Setor espera manutenção de apoio à comercialização
São Paulo - Ao longo do último semestre, o governo comprou trigo para compor os estoques da Companhia Nacional de Abastecimento (Conab), via Aquisições do Governo Federal (AGF), lançou contratos de opção de venda futura (mecanismo que garante determinado preço, no caso de exercício do título, a partir de março de 2009), liberou Empréstimos do Governo Federal (EGF) para financiar a estocagem nas propriedades e realizou leilões de Prêmio de Escoamento de Produto (PEP), subsidiando o frete para que moinhos do Nordeste comprem trigo do Sul do País ao invés de importar.
O subsídio é uma compensação aos altos custos do frete de cabotagem, que tornam mais viável para a indústria moageira do Nordeste comprar trigo da Argentina que do Rio Grande do Sul. Os leilões de PEP realizados até agora tiveram demanda apenas pontual. A indústria do Nordeste alega que, a exemplo dos moinhos do Sul e do Sudeste, postergará as compras até consumir os estoques. Ninguém vai se precipitar. Todos estão com medo de comprar trigo caro e os preços caírem mais, diz Adriano Campos, diretor do Moinho Cearense e do Moinho Paulista.
Ele admite que há um certo nervosismo na área de produção, mas recomenda aos produtores e cooperativas que esperem até fevereiro. É quando começarão a ven-der, afirma.

========================

TAREFAS A REALIZAR
1) Edite o trecho da notícia sobre o apoio à comercialização do trigo que vai de "Setor espera manutenção" até "invés de importar.", inclusive, substituindo "trigo" por "milho".
2) Segundo a notícia sobre o apoio à comercialização do trigo, por que o governo subsidia o frete nos leilões de Prêmio de Escoamento de Produto (PEP)?
3) Continue a notícia sobre o apoio à comercialização do trigo a partir da última frase apresentada.

========================

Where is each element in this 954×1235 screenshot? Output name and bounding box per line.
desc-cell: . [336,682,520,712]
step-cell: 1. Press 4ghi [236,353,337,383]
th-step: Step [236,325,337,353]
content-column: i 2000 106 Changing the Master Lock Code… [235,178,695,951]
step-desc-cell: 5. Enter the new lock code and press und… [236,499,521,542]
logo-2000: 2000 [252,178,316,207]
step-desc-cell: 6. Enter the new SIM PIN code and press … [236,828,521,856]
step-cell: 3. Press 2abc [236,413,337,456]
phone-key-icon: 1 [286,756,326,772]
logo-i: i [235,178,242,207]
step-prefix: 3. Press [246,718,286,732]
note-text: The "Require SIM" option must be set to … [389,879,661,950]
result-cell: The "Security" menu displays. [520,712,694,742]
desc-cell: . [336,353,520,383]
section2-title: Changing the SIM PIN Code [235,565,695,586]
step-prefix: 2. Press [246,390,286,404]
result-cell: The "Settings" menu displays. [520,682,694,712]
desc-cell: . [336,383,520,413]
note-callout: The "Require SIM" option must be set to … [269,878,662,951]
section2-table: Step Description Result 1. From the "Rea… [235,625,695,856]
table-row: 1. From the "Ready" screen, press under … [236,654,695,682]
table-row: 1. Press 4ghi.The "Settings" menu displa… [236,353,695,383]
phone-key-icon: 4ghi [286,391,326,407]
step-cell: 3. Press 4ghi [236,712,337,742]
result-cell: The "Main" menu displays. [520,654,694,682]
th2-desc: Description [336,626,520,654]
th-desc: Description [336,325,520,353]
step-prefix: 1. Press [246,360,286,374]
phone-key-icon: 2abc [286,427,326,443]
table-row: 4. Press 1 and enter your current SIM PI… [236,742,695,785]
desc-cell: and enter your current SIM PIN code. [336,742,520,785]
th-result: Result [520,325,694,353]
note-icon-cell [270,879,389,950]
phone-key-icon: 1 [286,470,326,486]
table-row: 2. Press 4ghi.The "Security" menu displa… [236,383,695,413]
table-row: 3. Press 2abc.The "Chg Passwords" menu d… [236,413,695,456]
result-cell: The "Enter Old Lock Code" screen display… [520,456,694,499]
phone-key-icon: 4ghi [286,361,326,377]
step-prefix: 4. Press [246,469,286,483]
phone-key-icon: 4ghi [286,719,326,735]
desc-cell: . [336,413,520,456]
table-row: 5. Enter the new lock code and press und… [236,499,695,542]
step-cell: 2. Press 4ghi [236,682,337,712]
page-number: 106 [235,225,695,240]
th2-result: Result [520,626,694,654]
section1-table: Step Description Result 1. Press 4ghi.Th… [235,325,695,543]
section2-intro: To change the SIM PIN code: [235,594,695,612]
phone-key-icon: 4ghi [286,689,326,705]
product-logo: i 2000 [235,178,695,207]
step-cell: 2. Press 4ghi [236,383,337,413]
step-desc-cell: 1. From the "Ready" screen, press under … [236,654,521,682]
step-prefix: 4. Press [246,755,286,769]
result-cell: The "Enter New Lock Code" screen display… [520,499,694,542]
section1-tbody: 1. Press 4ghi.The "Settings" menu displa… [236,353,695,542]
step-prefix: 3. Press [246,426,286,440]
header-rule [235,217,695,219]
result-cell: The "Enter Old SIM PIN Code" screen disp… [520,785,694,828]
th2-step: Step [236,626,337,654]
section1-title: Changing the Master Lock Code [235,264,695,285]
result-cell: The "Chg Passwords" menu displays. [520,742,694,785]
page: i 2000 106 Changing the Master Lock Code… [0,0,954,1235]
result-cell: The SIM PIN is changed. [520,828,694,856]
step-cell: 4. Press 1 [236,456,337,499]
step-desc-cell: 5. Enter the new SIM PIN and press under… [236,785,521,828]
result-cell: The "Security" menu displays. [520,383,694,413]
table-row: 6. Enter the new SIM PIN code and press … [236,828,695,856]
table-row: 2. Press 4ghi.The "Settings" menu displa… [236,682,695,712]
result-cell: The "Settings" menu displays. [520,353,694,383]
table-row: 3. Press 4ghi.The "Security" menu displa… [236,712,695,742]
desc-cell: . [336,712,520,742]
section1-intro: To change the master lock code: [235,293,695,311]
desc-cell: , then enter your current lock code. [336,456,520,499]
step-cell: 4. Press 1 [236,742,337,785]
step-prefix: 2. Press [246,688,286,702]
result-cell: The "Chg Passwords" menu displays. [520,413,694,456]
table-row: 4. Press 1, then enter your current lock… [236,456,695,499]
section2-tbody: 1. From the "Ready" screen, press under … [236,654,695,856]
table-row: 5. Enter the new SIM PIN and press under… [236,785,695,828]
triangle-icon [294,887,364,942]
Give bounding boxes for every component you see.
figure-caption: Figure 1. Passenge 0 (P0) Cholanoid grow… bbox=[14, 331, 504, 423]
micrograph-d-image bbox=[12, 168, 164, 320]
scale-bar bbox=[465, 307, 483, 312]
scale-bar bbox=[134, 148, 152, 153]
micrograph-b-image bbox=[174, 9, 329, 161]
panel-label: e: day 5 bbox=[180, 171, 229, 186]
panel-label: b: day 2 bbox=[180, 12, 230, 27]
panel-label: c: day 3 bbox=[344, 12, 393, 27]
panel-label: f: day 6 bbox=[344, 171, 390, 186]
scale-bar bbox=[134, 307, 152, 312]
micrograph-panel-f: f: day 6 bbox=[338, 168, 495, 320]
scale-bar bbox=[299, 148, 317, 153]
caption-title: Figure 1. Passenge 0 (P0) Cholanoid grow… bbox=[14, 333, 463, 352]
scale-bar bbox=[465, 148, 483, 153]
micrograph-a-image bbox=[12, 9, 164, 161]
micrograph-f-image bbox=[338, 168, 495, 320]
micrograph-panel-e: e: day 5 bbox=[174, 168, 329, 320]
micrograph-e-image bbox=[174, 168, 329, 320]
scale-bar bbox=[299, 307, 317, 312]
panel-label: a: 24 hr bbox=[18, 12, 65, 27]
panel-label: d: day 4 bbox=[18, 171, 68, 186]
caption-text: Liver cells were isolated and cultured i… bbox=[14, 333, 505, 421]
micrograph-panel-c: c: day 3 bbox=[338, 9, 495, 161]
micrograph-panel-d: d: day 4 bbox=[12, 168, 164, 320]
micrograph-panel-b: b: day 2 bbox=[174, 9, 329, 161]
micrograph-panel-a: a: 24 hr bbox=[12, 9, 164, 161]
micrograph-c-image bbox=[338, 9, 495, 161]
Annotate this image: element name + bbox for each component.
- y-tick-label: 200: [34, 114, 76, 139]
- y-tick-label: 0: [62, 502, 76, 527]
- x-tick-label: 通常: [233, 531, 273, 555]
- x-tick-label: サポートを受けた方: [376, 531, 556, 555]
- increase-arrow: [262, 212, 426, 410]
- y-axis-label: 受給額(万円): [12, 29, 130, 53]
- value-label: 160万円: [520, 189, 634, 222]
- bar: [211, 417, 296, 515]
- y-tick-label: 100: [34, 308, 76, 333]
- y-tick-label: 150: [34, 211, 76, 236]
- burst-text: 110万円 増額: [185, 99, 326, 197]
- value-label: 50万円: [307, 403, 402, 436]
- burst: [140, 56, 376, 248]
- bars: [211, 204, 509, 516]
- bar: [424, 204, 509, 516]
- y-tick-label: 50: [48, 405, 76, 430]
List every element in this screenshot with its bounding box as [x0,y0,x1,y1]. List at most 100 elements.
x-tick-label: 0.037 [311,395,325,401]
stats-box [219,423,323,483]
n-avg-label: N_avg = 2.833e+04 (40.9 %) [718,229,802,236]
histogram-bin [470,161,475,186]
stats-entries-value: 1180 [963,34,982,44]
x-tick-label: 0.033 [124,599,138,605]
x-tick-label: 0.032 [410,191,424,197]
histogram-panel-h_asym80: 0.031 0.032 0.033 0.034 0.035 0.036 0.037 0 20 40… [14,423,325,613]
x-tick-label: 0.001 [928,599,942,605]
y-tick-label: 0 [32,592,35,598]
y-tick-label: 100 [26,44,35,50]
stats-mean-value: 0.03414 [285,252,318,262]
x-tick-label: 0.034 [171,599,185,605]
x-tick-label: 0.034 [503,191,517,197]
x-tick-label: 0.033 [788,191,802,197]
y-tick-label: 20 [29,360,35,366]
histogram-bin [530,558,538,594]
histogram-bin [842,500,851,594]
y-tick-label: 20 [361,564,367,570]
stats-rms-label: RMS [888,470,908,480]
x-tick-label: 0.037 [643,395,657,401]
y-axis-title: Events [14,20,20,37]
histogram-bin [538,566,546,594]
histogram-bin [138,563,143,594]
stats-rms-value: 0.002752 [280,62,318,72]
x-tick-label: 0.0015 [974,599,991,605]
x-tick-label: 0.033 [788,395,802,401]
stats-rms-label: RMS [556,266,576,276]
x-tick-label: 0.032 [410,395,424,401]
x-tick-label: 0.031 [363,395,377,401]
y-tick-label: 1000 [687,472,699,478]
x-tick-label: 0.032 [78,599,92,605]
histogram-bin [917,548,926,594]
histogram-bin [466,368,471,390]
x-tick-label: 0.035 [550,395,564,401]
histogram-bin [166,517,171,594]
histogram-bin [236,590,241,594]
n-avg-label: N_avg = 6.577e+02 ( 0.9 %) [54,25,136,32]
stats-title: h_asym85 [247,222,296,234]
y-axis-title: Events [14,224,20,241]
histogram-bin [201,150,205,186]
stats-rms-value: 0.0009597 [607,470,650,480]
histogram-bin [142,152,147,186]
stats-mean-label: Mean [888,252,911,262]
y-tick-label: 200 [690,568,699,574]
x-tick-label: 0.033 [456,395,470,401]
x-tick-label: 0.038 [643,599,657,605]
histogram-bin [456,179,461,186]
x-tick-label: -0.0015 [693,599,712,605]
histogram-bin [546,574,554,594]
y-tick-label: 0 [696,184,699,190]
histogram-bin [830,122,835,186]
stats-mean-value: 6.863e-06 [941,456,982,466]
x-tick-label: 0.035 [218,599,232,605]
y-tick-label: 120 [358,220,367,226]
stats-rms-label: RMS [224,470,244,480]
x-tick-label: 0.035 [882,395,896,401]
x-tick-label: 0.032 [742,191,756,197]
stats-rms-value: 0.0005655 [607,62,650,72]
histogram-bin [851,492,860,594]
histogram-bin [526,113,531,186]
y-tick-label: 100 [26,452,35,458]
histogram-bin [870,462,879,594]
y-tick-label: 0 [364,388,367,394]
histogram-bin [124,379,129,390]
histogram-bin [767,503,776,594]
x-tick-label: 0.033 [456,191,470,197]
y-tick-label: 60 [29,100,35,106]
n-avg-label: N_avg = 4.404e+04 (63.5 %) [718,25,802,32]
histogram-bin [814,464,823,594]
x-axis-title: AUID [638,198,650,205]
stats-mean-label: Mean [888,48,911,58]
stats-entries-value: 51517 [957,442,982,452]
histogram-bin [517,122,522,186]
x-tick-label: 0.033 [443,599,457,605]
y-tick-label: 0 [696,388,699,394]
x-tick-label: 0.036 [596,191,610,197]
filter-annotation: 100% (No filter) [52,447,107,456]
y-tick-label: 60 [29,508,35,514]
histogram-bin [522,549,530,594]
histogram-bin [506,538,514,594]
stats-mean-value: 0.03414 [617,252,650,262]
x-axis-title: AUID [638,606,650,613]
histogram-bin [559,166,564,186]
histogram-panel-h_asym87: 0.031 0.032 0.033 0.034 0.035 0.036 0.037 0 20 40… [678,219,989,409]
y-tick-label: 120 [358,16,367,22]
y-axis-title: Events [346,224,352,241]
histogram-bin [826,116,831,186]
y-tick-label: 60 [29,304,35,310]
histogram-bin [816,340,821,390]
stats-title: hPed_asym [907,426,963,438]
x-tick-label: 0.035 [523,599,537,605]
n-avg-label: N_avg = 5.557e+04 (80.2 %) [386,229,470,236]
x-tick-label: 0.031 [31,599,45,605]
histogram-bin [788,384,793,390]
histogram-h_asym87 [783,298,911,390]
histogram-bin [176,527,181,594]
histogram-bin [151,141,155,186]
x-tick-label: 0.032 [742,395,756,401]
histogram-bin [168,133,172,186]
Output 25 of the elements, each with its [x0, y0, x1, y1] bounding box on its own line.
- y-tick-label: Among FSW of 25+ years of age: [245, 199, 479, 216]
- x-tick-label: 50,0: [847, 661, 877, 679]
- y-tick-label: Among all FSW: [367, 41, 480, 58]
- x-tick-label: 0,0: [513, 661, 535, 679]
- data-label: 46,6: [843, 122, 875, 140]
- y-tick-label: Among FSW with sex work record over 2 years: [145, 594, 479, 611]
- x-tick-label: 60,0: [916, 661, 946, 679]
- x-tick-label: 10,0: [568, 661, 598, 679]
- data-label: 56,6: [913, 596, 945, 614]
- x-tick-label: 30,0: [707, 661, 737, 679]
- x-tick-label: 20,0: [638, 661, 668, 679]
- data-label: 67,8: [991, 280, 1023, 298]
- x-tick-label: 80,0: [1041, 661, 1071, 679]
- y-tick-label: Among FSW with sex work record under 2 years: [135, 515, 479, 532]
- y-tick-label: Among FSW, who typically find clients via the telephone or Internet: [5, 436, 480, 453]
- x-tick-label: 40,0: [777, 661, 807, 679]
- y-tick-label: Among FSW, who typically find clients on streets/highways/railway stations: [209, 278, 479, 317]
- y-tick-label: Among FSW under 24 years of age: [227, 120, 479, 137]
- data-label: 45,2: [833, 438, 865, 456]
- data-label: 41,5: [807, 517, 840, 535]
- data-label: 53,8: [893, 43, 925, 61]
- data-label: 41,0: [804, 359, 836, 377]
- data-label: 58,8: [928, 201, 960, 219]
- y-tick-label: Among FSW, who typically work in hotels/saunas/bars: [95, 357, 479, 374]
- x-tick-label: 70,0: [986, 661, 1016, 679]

========================

RESPOSTAS ABAIXO
1)
Setor espera manutenção de apoio à comercialização
São Paulo - Ao longo do último semestre, o governo comprou milho para compor os estoques da Companhia Nacional de Abastecimento (Conab), via Aquisições do Governo Federal (AGF), lançou contratos de opção de venda futura (mecanismo que garante determinado preço, no caso de exercício do título, a partir de março de 2009), liberou Empréstimos do Governo Federal (EGF) para financiar a estocagem nas propriedades e realizou leilões de Prêmio de Escoamento de Produto (PEP), subsidiando o frete para que moinhos do Nordeste comprem milho do Sul do País ao invés de importar.

2) O subsídio compensa os altos custos do frete de cabotagem. Esses custos tornam mais viável para a indústria moageira do Nordeste comprar trigo da Argentina do que do Rio Grande do Sul.

3)
A dúvida é se o governo manterá em 2009 os mecanismos de apoio à comercialização do trigo. Comenta-se no mercado que o governo já teria apoiado via compra direta ao produtor, contrato de opção ou subsídios de frete 1,1 milhão de toneladas de trigo, volume próximo do limite para esta safra.
Mas o setor produtivo espera que a ajuda seja mantida pelo menos no início do ano, quando a indústria em geral compra menos porque o consumo cai devido às altas temperaturas do verão. Por enquanto, só está confirmado um leilão de PEP para a hoje.
Além de PEP para estimular o escoamento do excedente de safra, o setor produtivo pede que os leilões de contrato de opção de venda futura sejam ampliados de forma a diminuir a disputa, que gerou ágio sobre o prêmio pago pelos produtores nos leilões realizados em novembro e dezembro. O governo sinalizou um preço de R$ 530 a tonelada para março. O produtor percebeu que dificilmente o mercado pagará este valor e decidiu negociar com o governo, diz Flávio Turra, assessor técnico e econômico da Organização das Cooperativas do Paraná (Ocepar). Vamos pedir pelo menos mais um leilão de contratos de opção em janeiro para ajudar na comercialização. (J.M/A.E.)